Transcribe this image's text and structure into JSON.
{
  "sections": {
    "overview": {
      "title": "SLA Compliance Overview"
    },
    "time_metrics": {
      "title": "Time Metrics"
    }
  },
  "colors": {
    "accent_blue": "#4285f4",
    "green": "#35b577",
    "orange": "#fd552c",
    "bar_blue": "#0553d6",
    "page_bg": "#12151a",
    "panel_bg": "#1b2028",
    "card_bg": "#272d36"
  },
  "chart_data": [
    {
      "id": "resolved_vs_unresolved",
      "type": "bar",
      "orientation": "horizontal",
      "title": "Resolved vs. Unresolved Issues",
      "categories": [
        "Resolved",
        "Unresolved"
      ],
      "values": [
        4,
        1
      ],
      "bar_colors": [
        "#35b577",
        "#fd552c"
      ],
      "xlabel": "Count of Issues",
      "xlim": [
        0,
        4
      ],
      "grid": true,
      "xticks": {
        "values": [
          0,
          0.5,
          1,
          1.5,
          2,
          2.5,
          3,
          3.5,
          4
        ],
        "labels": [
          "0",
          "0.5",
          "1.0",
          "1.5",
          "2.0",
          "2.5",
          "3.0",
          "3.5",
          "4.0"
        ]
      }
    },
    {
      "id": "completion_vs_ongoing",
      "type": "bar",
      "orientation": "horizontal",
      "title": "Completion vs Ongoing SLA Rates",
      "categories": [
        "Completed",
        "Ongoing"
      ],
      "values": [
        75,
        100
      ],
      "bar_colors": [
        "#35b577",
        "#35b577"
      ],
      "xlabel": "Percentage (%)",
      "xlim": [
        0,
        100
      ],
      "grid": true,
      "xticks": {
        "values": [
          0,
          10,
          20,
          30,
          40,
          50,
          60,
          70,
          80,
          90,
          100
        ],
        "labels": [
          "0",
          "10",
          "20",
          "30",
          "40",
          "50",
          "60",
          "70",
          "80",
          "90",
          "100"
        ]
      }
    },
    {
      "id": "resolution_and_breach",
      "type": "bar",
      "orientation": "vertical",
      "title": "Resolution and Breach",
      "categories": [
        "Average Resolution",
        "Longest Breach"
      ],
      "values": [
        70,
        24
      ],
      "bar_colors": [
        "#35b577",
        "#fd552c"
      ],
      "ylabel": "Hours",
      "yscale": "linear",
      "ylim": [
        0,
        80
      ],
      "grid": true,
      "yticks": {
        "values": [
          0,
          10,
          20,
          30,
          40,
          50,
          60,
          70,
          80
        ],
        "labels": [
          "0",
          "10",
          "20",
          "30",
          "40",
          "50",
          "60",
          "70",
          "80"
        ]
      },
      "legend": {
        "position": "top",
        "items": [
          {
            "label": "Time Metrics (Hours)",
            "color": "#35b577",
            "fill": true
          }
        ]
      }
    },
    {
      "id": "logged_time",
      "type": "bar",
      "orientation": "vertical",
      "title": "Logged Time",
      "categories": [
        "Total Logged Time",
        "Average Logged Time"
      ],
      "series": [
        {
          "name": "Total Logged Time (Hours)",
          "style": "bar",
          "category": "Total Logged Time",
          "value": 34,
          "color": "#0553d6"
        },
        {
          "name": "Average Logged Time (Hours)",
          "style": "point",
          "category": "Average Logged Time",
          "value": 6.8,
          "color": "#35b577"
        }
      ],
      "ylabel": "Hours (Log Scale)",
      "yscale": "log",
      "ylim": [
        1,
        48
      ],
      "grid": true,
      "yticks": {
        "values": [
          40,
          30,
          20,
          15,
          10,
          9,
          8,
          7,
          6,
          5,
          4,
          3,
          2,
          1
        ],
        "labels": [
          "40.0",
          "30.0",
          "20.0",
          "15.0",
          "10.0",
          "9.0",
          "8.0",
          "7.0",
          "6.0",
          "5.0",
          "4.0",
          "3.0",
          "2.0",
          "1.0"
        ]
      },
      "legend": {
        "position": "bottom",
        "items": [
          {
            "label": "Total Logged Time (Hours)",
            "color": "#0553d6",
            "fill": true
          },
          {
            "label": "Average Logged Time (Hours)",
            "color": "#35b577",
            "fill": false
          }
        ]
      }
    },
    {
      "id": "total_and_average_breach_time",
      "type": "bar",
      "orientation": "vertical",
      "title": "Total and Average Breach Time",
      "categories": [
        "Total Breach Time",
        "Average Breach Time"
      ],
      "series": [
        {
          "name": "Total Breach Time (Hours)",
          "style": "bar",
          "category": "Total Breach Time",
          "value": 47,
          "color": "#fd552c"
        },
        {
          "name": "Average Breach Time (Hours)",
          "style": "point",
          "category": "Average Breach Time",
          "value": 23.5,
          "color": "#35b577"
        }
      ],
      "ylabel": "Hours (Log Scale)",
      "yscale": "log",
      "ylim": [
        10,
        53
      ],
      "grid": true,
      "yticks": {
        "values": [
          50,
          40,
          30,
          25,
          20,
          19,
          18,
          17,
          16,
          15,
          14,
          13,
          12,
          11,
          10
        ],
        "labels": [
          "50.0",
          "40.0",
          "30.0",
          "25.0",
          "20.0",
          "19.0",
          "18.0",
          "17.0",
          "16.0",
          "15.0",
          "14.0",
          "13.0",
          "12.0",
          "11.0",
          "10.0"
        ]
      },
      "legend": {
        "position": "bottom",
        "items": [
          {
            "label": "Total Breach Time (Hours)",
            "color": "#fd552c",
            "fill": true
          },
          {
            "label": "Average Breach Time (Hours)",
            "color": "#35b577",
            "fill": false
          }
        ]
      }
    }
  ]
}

· · ·

* _What is expected_
Write out the records above again, keeping each one identical to the original.

* _The output_
Transcribe this image's text and structure into JSON.
{
  "sections": {
    "overview": {
      "title": "SLA Compliance Overview"
    },
    "time_metrics": {
      "title": "Time Metrics"
    }
  },
  "colors": {
    "accent_blue": "#4285f4",
    "green": "#35b577",
    "orange": "#fd552c",
    "bar_blue": "#0553d6",
    "page_bg": "#12151a",
    "panel_bg": "#1b2028",
    "card_bg": "#272d36"
  },
  "chart_data": [
    {
      "id": "resolved_vs_unresolved",
      "type": "bar",
      "orientation": "horizontal",
      "title": "Resolved vs. Unresolved Issues",
      "categories": [
        "Resolved",
        "Unresolved"
      ],
      "values": [
        4,
        1
      ],
      "bar_colors": [
        "#35b577",
        "#fd552c"
      ],
      "xlabel": "Count of Issues",
      "xlim": [
        0,
        4
      ],
      "grid": true,
      "xticks": {
        "values": [
          0,
          0.5,
          1,
          1.5,
          2,
          2.5,
          3,
          3.5,
          4
        ],
        "labels": [
          "0",
          "0.5",
          "1.0",
          "1.5",
          "2.0",
          "2.5",
          "3.0",
          "3.5",
          "4.0"
        ]
      }
    },
    {
      "id": "completion_vs_ongoing",
      "type": "bar",
      "orientation": "horizontal",
      "title": "Completion vs Ongoing SLA Rates",
      "categories": [
        "Completed",
        "Ongoing"
      ],
      "values": [
        75,
        100
      ],
      "bar_colors": [
        "#35b577",
        "#35b577"
      ],
      "xlabel": "Percentage (%)",
      "xlim": [
        0,
        100
      ],
      "grid": true,
      "xticks": {
        "values": [
          0,
          10,
          20,
          30,
          40,
          50,
          60,
          70,
          80,
          90,
          100
        ],
        "labels": [
          "0",
          "10",
          "20",
          "30",
          "40",
          "50",
          "60",
          "70",
          "80",
          "90",
          "100"
        ]
      }
    },
    {
      "id": "resolution_and_breach",
      "type": "bar",
      "orientation": "vertical",
      "title": "Resolution and Breach",
      "categories": [
        "Average Resolution",
        "Longest Breach"
      ],
      "values": [
        70,
        24
      ],
      "bar_colors": [
        "#35b577",
        "#fd552c"
      ],
      "ylabel": "Hours",
      "yscale": "linear",
      "ylim": [
        0,
        80
      ],
      "grid": true,
      "yticks": {
        "values": [
          0,
          10,
          20,
          30,
          40,
          50,
          60,
          70,
          80
        ],
        "labels": [
          "0",
          "10",
          "20",
          "30",
          "40",
          "50",
          "60",
          "70",
          "80"
        ]
      },
      "legend": {
        "position": "top",
        "items": [
          {
            "label": "Time Metrics (Hours)",
            "color": "#35b577",
            "fill": true
          }
        ]
      }
    },
    {
      "id": "logged_time",
      "type": "bar",
      "orientation": "vertical",
      "title": "Logged Time",
      "categories": [
        "Total Logged Time",
        "Average Logged Time"
      ],
      "series": [
        {
          "name": "Total Logged Time (Hours)",
          "style": "bar",
          "category": "Total Logged Time",
          "value": 34,
          "color": "#0553d6"
        },
        {
          "name": "Average Logged Time (Hours)",
          "style": "point",
          "category": "Average Logged Time",
          "value": 6.8,
          "color": "#35b577"
        }
      ],
      "ylabel": "Hours (Log Scale)",
      "yscale": "log",
      "ylim": [
        1,
        48
      ],
      "grid": true,
      "yticks": {
        "values": [
          40,
          30,
          20,
          15,
          10,
          9,
          8,
          7,
          6,
          5,
          4,
          3,
          2,
          1
        ],
        "labels": [
          "40.0",
          "30.0",
          "20.0",
          "15.0",
          "10.0",
          "9.0",
          "8.0",
          "7.0",
          "6.0",
          "5.0",
          "4.0",
          "3.0",
          "2.0",
          "1.0"
        ]
      },
      "legend": {
        "position": "bottom",
        "items": [
          {
            "label": "Total Logged Time (Hours)",
            "color": "#0553d6",
            "fill": true
          },
          {
            "label": "Average Logged Time (Hours)",
            "color": "#35b577",
            "fill": false
          }
        ]
      }
    },
    {
      "id": "total_and_average_breach_time",
      "type": "bar",
      "orientation": "vertical",
      "title": "Total and Average Breach Time",
      "categories": [
        "Total Breach Time",
        "Average Breach Time"
      ],
      "series": [
        {
          "name": "Total Breach Time (Hours)",
          "style": "bar",
          "category": "Total Breach Time",
          "value": 47,
          "color": "#fd552c"
        },
        {
          "name": "Average Breach Time (Hours)",
          "style": "point",
          "category": "Average Breach Time",
          "value": 23.5,
          "color": "#35b577"
        }
      ],
      "ylabel": "Hours (Log Scale)",
      "yscale": "log",
      "ylim": [
        10,
        53
      ],
      "grid": true,
      "yticks": {
        "values": [
          50,
          40,
          30,
          25,
          20,
          19,
          18,
          17,
          16,
          15,
          14,
          13,
          12,
          11,
          10
        ],
        "labels": [
          "50.0",
          "40.0",
          "30.0",
          "25.0",
          "20.0",
          "19.0",
          "18.0",
          "17.0",
          "16.0",
          "15.0",
          "14.0",
          "13.0",
          "12.0",
          "11.0",
          "10.0"
        ]
      },
      "legend": {
        "position": "bottom",
        "items": [
          {
            "label": "Total Breach Time (Hours)",
            "color": "#fd552c",
            "fill": true
          },
          {
            "label": "Average Breach Time (Hours)",
            "color": "#35b577",
            "fill": false
          }
        ]
      }
    }
  ]
}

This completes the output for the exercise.